═════ Source material ═════
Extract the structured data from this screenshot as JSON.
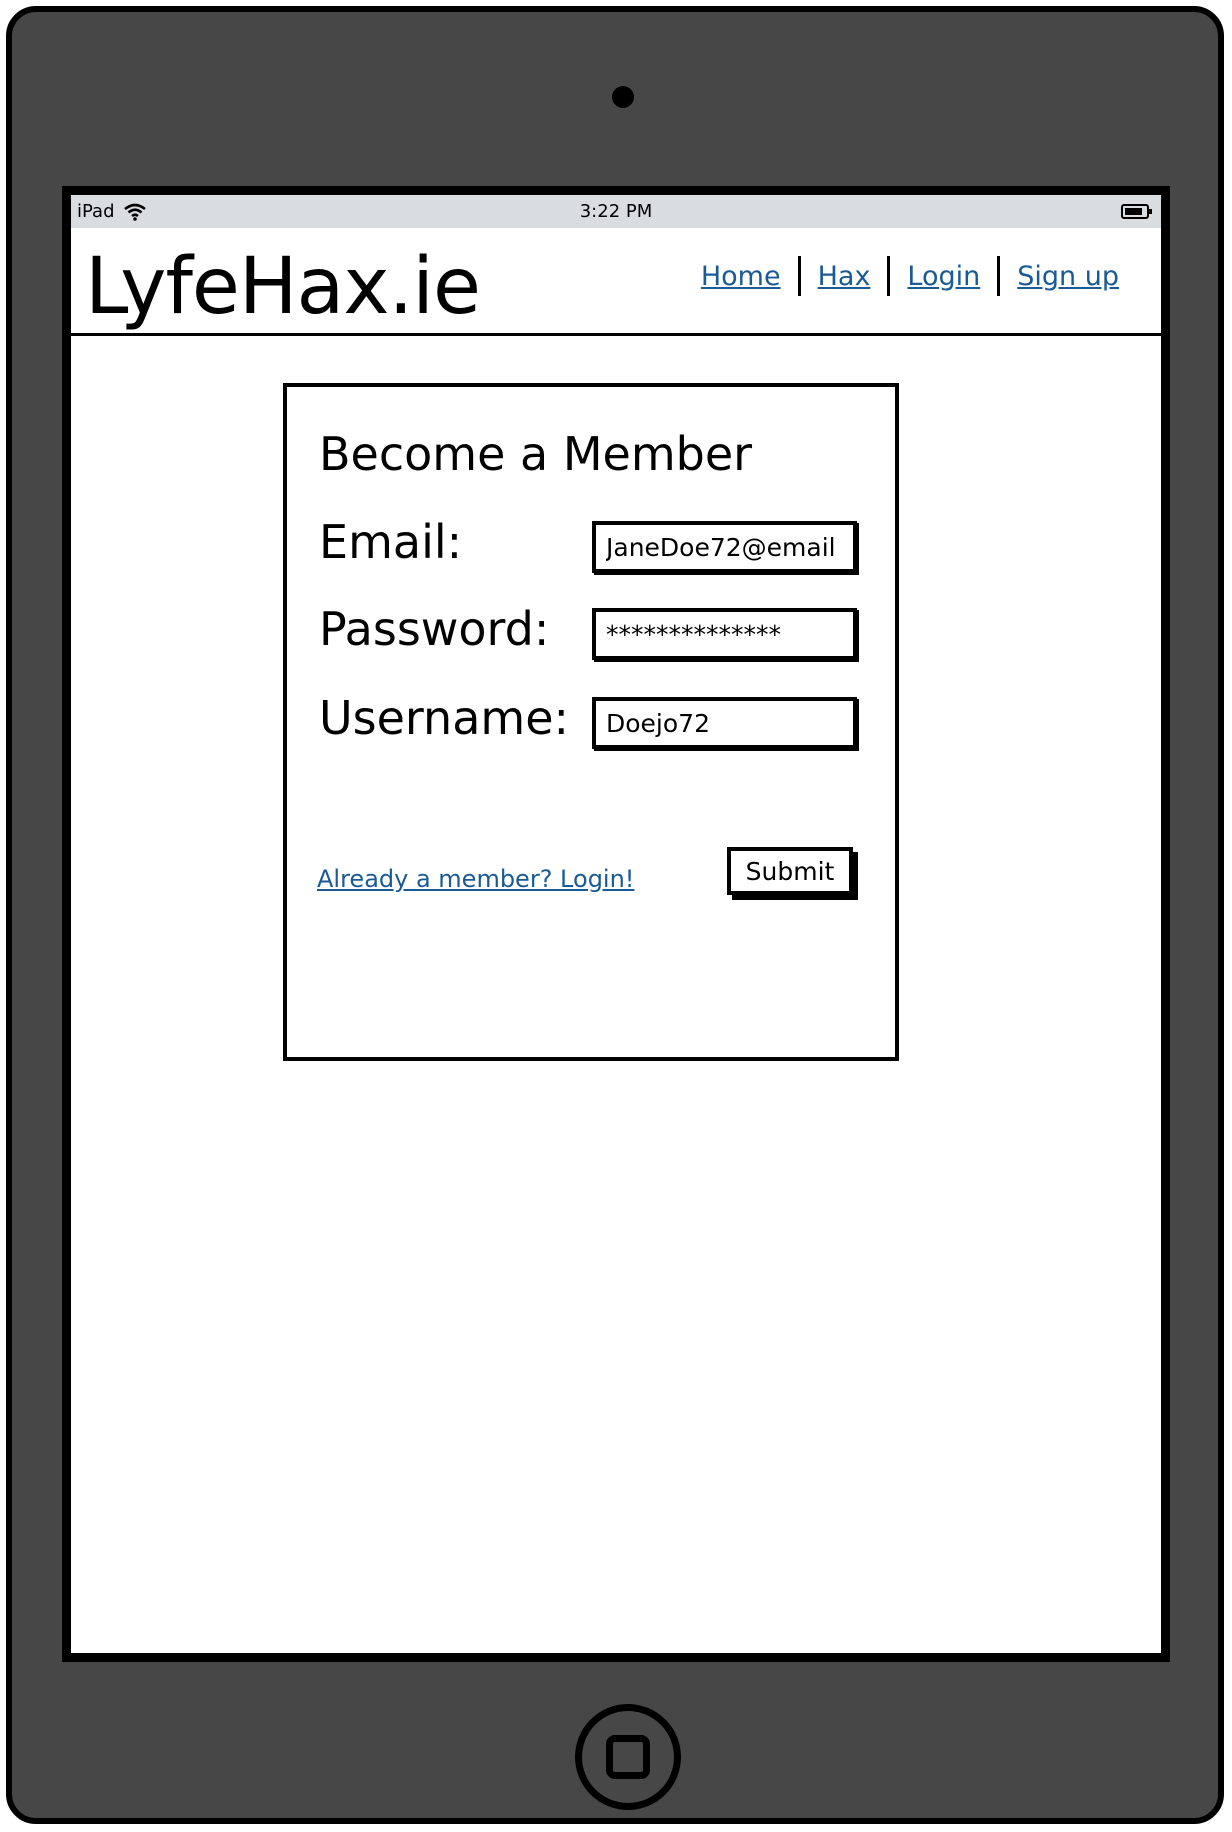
{
  "status_bar": {
    "device": "iPad",
    "time": "3:22 PM"
  },
  "header": {
    "logo": "LyfeHax.ie",
    "nav": {
      "home": "Home",
      "hax": "Hax",
      "login": "Login",
      "signup": "Sign up"
    }
  },
  "form": {
    "title": "Become a Member",
    "email_label": "Email:",
    "email_value": "JaneDoe72@email",
    "password_label": "Password:",
    "password_value": "**************",
    "username_label": "Username:",
    "username_value": "Doejo72",
    "login_link": "Already a member? Login!",
    "submit_label": "Submit"
  },
  "colors": {
    "link": "#1a5a96",
    "device_frame": "#474747",
    "status_bar": "#d9dde0"
  }
}
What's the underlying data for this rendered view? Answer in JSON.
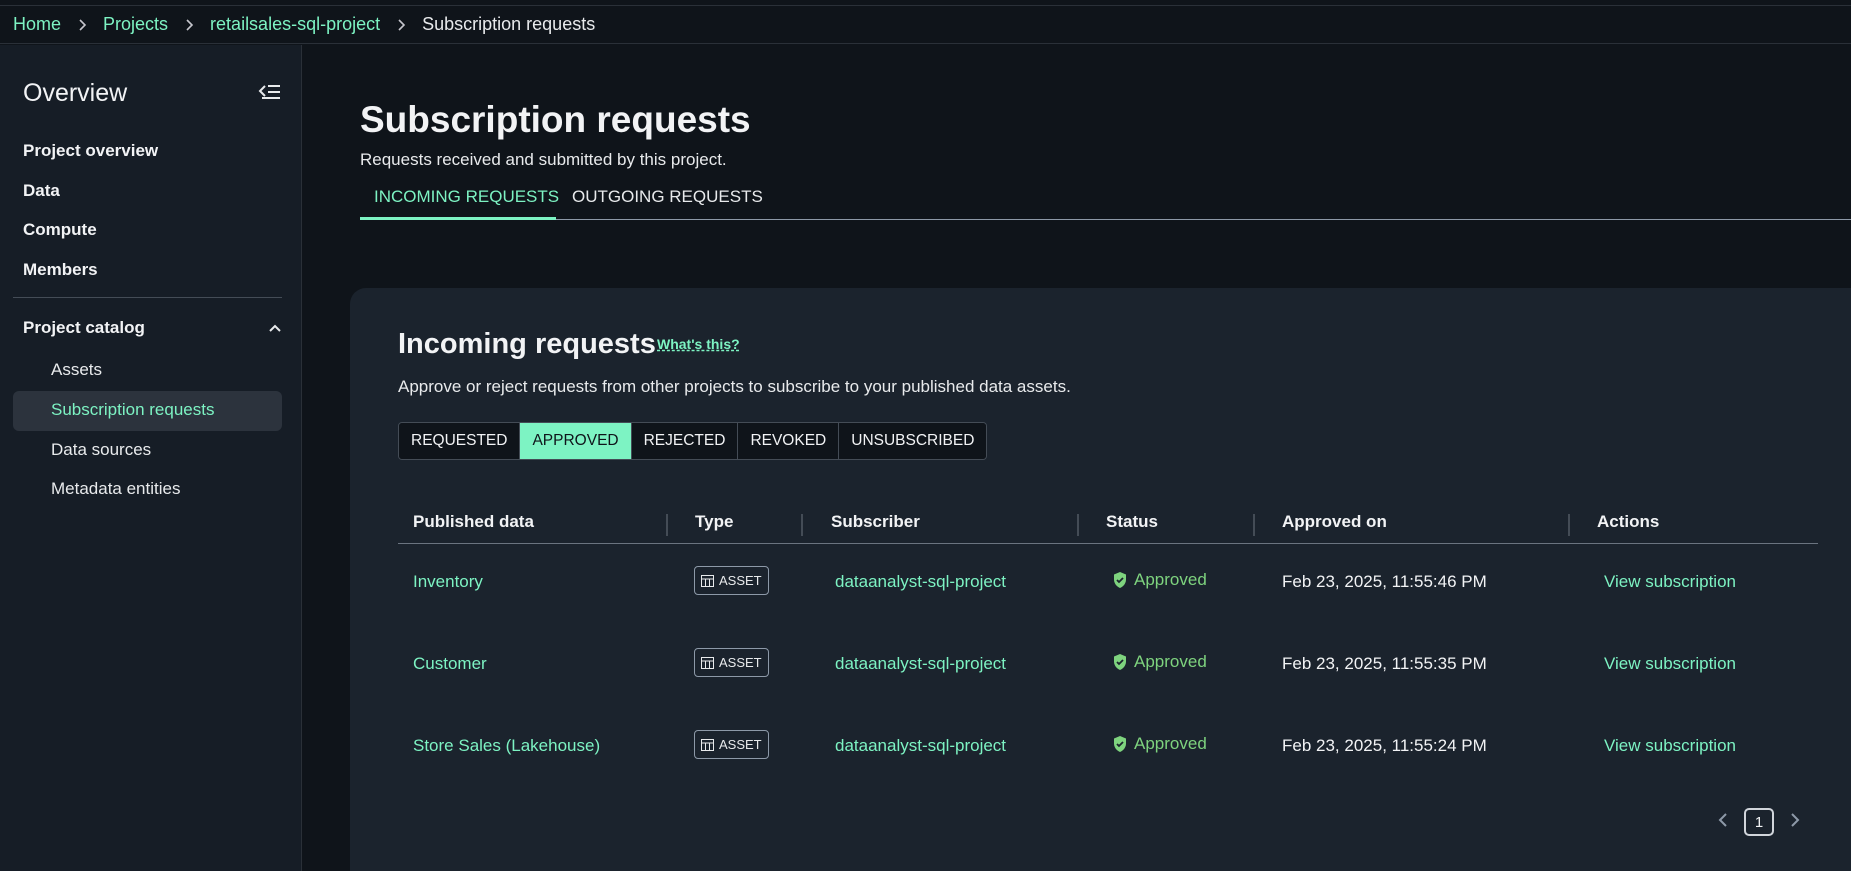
═════
* _Task to carry out_:
Retype the entries word for word. Omit any images.

* _Expected output_:
Extract the structured data from this screenshot as JSON.
{
  "status_bar": {
    "device": "iPad",
    "time": "3:22 PM"
  },
  "header": {
    "logo": "LyfeHax.ie",
    "nav": {
      "home": "Home",
      "hax": "Hax",
      "login": "Login",
      "signup": "Sign up"
    }
  },
  "form": {
    "title": "Become a Member",
    "email_label": "Email:",
    "email_value": "JaneDoe72@email",
    "password_label": "Password:",
    "password_value": "**************",
    "username_label": "Username:",
    "username_value": "Doejo72",
    "login_link": "Already a member? Login!",
    "submit_label": "Submit"
  },
  "colors": {
    "link": "#1a5a96",
    "device_frame": "#474747",
    "status_bar": "#d9dde0"
  }
}
What's the underlying data for this rendered view? Answer in JSON.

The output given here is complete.